**WHAT IS REQUIRED**
Search the records that follow and extract every line containing the string "LOAN".

····················

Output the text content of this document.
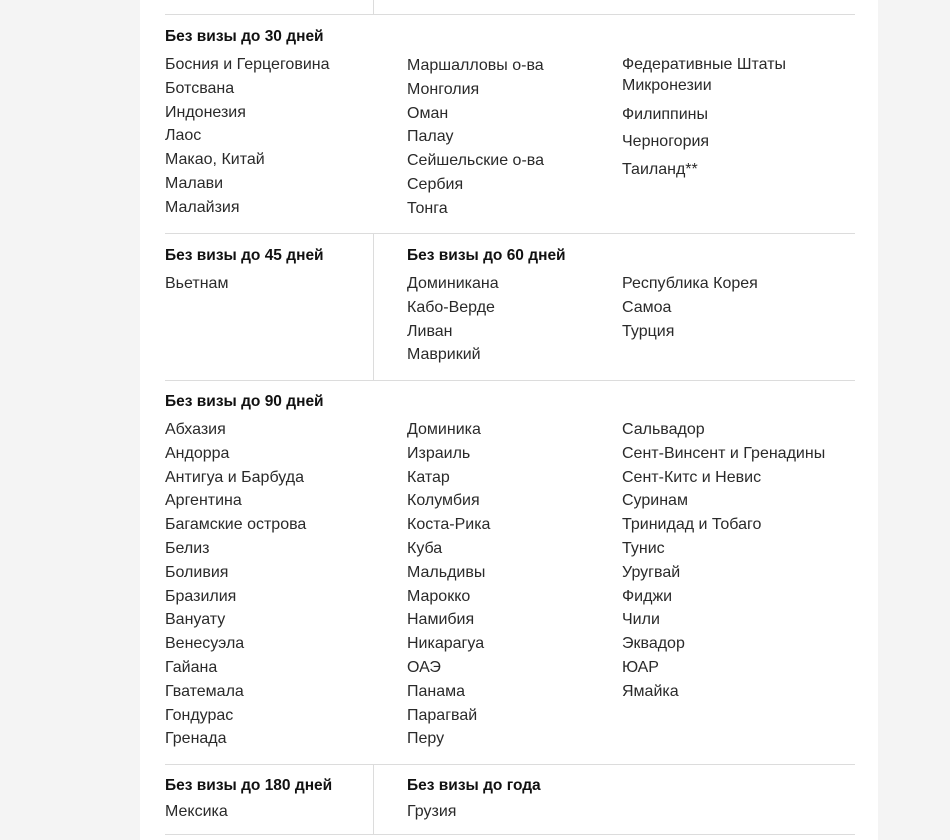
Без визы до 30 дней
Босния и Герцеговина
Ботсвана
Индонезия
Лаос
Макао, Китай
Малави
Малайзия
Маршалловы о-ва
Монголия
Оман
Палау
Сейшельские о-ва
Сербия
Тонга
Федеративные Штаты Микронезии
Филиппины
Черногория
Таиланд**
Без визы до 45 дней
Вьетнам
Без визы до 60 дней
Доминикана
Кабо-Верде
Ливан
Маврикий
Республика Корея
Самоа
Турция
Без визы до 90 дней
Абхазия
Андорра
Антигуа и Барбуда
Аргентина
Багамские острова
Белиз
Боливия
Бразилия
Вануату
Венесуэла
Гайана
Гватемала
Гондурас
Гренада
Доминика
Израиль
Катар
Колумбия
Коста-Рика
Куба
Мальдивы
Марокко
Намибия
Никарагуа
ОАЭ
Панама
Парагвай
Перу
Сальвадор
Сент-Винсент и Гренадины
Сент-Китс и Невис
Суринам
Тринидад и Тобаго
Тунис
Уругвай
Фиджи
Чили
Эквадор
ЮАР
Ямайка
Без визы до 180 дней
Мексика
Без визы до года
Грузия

····················

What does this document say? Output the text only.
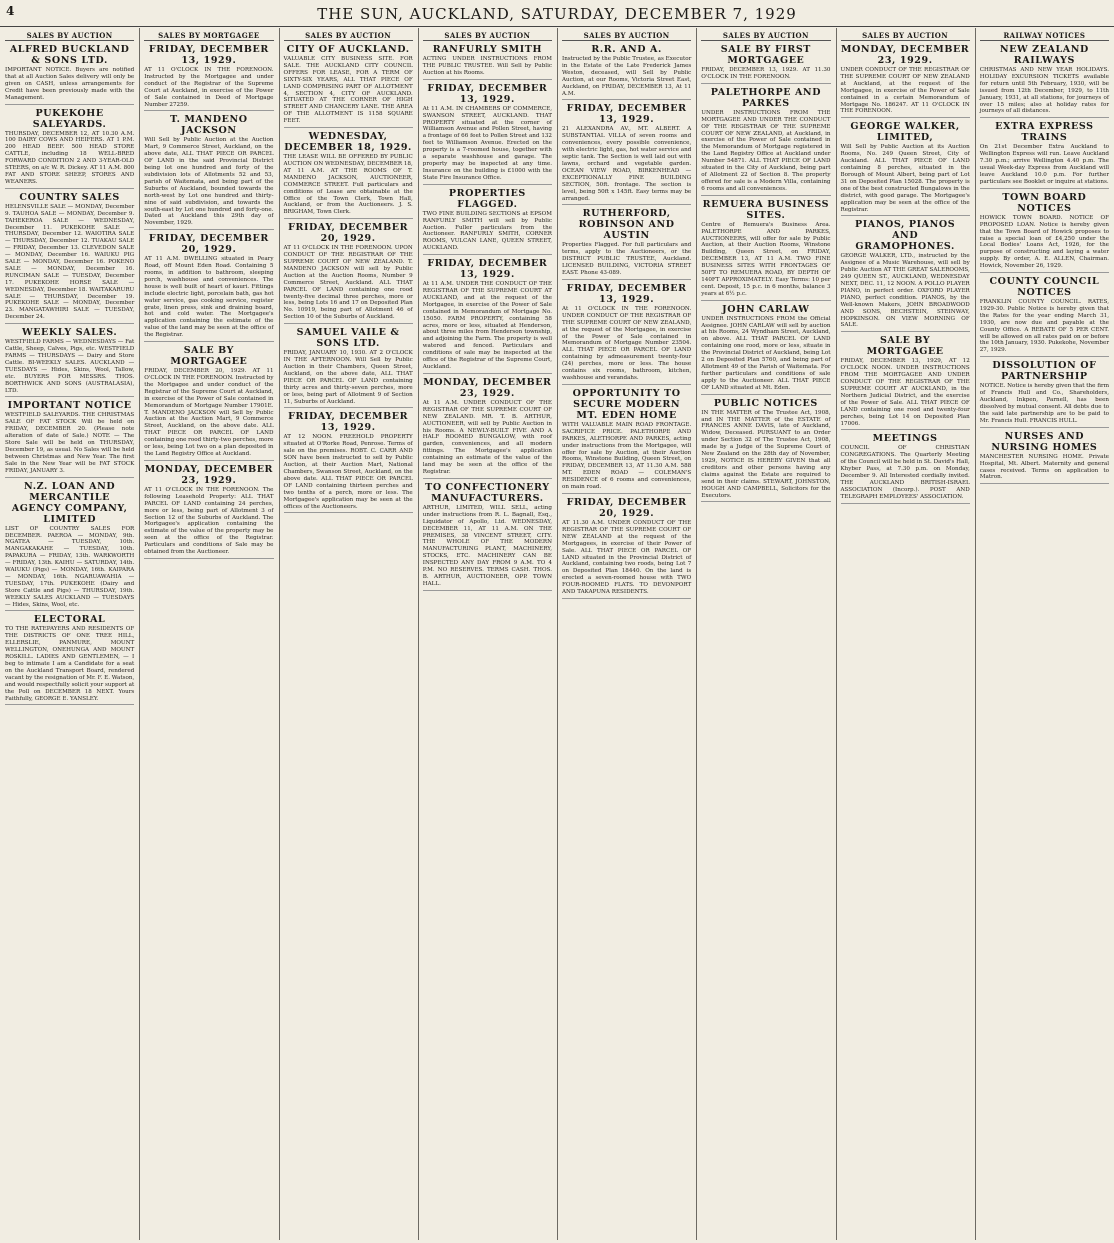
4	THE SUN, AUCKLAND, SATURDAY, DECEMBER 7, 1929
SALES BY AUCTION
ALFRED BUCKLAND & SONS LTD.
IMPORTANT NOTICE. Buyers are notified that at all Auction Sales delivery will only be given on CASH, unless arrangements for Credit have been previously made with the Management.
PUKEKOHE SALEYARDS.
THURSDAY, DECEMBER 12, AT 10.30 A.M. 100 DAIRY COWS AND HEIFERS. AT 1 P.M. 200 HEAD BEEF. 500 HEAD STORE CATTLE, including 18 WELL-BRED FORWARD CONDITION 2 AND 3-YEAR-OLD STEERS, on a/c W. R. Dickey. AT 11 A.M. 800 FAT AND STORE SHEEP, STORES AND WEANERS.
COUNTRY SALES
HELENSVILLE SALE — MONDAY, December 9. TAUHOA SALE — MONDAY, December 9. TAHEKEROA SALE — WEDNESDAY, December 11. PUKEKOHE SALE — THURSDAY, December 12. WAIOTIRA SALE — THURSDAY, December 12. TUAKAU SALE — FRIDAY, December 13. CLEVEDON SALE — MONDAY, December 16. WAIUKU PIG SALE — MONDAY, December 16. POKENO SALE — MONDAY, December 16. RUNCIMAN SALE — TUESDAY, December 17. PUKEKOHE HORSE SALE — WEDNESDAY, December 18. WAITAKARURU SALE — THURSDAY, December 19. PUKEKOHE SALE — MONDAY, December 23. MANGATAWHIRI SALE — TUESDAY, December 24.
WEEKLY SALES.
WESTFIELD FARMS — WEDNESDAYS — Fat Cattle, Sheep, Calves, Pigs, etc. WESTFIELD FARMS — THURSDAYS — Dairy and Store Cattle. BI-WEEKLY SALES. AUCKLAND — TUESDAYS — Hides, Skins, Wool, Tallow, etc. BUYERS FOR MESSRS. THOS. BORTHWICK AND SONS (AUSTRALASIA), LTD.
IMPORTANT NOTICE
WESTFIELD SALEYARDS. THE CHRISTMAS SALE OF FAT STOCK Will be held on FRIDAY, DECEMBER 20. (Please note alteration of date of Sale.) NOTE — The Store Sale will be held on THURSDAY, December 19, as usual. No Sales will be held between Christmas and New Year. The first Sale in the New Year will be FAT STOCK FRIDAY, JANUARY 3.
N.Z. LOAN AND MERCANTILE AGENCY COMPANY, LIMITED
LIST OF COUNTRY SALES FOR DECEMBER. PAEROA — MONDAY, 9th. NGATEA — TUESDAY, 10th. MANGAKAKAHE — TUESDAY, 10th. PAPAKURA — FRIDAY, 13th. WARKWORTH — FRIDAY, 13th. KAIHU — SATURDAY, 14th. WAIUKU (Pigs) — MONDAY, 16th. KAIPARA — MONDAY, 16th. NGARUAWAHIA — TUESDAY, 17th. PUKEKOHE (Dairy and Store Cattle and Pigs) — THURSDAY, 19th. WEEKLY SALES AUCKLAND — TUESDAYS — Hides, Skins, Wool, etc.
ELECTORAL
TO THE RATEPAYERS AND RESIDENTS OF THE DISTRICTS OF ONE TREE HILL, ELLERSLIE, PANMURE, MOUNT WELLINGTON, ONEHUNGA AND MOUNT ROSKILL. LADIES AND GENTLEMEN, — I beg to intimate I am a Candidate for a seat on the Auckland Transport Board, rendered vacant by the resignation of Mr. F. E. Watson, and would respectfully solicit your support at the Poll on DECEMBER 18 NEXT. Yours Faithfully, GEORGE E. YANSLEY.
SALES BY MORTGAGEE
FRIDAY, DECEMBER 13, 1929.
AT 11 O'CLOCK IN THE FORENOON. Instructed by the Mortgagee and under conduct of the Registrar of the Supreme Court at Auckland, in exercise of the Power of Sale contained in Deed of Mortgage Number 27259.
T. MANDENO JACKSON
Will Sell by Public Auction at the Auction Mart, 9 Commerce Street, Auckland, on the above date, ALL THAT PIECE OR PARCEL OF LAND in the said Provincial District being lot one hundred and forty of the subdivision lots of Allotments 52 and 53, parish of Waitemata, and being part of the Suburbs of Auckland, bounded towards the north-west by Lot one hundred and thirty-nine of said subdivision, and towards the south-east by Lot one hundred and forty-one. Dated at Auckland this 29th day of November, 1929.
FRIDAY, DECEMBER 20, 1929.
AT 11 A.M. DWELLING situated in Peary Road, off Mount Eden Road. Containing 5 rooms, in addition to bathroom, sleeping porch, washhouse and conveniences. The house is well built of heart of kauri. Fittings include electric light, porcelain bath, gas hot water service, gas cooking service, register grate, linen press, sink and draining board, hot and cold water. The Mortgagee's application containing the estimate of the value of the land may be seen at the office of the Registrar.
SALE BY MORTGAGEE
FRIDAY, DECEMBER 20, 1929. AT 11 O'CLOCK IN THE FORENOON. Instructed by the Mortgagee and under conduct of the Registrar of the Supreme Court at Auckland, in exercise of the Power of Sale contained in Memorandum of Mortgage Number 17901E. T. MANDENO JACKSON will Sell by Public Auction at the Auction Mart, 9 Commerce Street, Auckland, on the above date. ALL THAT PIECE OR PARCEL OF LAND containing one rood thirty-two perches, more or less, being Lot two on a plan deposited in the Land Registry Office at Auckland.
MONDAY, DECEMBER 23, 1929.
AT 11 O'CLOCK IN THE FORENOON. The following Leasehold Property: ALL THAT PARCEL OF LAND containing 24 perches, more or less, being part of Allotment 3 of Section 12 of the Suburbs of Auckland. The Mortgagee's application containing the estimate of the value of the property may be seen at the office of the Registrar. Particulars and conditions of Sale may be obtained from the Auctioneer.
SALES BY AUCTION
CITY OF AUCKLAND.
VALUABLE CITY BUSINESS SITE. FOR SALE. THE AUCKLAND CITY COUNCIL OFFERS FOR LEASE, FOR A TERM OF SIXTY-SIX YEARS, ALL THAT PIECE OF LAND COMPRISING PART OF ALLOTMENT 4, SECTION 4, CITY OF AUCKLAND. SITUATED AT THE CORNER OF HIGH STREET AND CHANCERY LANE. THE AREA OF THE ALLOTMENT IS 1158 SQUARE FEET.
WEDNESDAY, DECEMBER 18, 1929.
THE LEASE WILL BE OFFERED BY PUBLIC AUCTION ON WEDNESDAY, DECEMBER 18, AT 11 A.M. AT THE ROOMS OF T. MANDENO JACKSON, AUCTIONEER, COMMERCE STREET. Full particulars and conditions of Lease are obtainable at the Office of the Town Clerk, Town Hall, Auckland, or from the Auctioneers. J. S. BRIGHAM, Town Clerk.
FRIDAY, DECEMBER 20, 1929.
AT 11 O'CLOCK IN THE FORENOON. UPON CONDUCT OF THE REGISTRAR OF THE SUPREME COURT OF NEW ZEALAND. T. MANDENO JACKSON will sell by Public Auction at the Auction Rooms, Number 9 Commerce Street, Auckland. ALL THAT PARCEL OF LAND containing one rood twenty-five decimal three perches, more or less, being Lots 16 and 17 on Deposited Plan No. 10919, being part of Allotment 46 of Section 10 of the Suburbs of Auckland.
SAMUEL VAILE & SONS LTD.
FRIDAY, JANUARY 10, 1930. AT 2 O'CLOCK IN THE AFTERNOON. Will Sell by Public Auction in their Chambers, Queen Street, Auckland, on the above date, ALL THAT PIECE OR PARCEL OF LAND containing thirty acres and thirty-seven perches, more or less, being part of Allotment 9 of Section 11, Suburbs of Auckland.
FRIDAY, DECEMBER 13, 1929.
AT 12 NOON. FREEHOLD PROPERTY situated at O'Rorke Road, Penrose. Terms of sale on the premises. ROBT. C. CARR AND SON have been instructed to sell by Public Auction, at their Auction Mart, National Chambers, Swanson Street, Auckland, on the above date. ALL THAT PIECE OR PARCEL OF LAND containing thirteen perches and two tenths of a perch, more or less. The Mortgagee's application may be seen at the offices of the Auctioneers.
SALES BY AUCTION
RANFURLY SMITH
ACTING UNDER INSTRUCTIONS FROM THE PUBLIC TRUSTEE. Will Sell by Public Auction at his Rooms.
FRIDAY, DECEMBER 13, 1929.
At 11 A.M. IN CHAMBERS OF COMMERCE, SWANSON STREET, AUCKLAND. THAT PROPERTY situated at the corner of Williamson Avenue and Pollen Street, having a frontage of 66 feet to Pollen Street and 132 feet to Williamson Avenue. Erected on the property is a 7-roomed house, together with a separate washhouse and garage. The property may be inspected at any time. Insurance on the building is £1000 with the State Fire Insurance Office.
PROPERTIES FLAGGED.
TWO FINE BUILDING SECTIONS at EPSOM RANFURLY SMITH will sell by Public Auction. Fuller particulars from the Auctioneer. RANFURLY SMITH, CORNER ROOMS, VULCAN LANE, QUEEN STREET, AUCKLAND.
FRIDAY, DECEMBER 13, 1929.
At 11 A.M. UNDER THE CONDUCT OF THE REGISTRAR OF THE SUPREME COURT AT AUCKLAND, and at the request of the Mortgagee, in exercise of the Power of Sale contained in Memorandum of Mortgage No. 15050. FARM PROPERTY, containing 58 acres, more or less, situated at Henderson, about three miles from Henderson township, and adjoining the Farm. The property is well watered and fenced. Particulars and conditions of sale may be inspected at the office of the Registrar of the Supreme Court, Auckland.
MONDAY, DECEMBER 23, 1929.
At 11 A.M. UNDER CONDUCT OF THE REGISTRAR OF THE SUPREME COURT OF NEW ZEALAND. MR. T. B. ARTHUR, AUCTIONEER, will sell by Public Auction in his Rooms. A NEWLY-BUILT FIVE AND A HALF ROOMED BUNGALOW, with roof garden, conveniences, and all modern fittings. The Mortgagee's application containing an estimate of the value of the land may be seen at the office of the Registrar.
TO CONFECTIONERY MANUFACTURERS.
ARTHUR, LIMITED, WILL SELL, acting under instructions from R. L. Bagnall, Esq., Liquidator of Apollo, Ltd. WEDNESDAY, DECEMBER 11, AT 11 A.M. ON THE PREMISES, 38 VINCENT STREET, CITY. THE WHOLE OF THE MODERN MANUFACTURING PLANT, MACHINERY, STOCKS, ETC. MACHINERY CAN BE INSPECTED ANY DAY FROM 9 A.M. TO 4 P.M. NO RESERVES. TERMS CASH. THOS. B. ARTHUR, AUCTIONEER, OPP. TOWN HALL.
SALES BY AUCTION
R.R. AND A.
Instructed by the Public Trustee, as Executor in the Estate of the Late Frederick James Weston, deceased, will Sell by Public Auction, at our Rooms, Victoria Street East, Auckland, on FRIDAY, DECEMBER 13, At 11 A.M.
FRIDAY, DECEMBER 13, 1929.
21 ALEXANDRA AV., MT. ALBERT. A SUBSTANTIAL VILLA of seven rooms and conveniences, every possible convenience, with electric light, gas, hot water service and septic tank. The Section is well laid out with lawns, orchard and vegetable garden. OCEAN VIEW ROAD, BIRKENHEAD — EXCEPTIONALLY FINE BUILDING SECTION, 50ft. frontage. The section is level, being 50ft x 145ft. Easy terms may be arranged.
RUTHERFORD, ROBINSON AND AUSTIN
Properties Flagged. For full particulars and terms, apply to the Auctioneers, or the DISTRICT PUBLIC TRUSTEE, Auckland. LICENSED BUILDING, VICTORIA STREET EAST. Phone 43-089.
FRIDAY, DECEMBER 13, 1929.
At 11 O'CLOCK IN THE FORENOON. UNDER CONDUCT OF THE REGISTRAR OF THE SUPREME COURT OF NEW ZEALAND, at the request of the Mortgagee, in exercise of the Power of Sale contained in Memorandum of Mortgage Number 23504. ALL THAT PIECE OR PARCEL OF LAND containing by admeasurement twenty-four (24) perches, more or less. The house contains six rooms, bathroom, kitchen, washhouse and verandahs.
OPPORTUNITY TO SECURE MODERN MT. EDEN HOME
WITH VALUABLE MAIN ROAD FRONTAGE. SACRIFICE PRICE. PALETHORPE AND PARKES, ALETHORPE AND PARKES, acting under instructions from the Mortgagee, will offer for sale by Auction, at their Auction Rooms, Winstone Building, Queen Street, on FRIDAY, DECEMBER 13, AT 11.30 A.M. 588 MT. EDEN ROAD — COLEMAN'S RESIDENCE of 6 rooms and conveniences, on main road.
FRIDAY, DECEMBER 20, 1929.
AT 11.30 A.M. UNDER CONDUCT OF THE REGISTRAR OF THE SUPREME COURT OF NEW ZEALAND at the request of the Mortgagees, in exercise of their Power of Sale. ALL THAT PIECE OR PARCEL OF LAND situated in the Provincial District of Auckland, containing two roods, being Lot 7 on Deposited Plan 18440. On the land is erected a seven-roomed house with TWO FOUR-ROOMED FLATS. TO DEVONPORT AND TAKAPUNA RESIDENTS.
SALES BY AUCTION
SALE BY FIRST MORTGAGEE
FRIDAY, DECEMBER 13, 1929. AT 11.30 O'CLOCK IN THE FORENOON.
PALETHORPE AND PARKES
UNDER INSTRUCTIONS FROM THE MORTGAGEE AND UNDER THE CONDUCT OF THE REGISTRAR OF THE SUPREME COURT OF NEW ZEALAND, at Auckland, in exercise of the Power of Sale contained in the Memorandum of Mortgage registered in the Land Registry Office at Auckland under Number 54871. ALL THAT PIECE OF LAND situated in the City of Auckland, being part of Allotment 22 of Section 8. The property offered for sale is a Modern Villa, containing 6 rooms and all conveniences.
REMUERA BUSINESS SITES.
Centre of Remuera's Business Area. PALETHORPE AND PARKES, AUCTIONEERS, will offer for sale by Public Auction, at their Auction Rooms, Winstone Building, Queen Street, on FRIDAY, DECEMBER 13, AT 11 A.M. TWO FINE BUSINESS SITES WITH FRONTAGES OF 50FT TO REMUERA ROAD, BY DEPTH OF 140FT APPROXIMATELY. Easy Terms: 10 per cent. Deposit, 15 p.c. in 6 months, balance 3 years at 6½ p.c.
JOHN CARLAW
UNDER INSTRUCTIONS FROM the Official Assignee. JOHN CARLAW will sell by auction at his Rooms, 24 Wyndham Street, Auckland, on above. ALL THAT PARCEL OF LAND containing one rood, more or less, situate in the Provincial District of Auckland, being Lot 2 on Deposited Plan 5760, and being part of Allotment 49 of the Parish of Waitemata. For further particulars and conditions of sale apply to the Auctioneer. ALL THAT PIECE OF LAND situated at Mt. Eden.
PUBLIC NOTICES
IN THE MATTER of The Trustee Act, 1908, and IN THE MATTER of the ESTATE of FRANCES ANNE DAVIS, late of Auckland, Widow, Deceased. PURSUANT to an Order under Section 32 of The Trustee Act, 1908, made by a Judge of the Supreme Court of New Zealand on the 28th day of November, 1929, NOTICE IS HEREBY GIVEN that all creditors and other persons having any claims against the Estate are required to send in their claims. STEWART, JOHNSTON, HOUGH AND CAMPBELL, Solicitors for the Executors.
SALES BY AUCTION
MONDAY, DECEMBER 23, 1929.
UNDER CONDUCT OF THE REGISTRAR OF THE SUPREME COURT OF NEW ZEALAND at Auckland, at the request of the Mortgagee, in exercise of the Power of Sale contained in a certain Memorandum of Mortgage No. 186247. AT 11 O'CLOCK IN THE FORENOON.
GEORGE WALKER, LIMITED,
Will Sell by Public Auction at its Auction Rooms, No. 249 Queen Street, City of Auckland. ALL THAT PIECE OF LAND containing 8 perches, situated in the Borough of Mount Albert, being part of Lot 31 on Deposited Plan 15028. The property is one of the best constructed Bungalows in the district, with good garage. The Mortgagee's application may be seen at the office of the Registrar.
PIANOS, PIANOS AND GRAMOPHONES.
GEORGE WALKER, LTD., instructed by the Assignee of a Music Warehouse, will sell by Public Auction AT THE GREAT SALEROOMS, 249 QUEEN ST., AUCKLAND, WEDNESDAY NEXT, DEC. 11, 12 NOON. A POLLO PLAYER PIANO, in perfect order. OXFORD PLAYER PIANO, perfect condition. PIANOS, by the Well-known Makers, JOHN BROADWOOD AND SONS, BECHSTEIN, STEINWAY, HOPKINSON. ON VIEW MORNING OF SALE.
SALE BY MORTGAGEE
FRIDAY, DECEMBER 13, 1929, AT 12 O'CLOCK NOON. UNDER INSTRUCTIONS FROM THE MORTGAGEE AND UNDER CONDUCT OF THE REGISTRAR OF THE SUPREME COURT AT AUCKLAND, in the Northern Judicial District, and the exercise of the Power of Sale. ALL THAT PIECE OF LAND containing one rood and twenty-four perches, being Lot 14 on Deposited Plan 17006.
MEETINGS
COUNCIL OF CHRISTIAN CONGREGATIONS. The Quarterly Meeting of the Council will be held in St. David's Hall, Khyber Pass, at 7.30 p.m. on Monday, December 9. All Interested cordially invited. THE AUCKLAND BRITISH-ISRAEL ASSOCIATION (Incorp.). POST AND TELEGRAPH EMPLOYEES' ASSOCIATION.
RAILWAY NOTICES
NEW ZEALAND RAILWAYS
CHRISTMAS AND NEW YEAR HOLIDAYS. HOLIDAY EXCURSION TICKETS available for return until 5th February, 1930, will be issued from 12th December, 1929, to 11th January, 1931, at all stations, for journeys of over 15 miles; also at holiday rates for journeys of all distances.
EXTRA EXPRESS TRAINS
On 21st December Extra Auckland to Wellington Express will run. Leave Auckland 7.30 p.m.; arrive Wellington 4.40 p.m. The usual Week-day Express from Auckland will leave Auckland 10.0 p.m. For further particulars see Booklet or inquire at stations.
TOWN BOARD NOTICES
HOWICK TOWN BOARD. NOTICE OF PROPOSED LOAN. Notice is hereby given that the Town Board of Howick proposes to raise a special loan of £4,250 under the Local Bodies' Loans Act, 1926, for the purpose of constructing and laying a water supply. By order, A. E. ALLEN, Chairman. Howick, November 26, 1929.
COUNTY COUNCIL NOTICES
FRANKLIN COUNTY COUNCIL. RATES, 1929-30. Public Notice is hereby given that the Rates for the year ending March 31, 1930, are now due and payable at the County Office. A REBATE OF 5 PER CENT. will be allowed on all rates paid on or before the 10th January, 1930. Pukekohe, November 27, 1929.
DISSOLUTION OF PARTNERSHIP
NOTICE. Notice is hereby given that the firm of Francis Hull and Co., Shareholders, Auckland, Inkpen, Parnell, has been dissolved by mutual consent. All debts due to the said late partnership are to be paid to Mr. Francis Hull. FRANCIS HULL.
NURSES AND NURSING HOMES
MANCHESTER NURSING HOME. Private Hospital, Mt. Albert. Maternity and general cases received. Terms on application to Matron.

····················

**FULL OUTPUT**
N.Z. LOAN AND MERCANTILE AGENCY COMPANY, LIMITED
HOWICK TOWN BOARD. NOTICE OF PROPOSED LOAN. Notice is hereby given that the Town Board of Howick proposes to raise a special loan of £4,250 under the Local Bodies' Loans Act, 1926, for the purpose of constructing and laying a water supply. By order, A. E. ALLEN, Chairman. Howick, November 26, 1929.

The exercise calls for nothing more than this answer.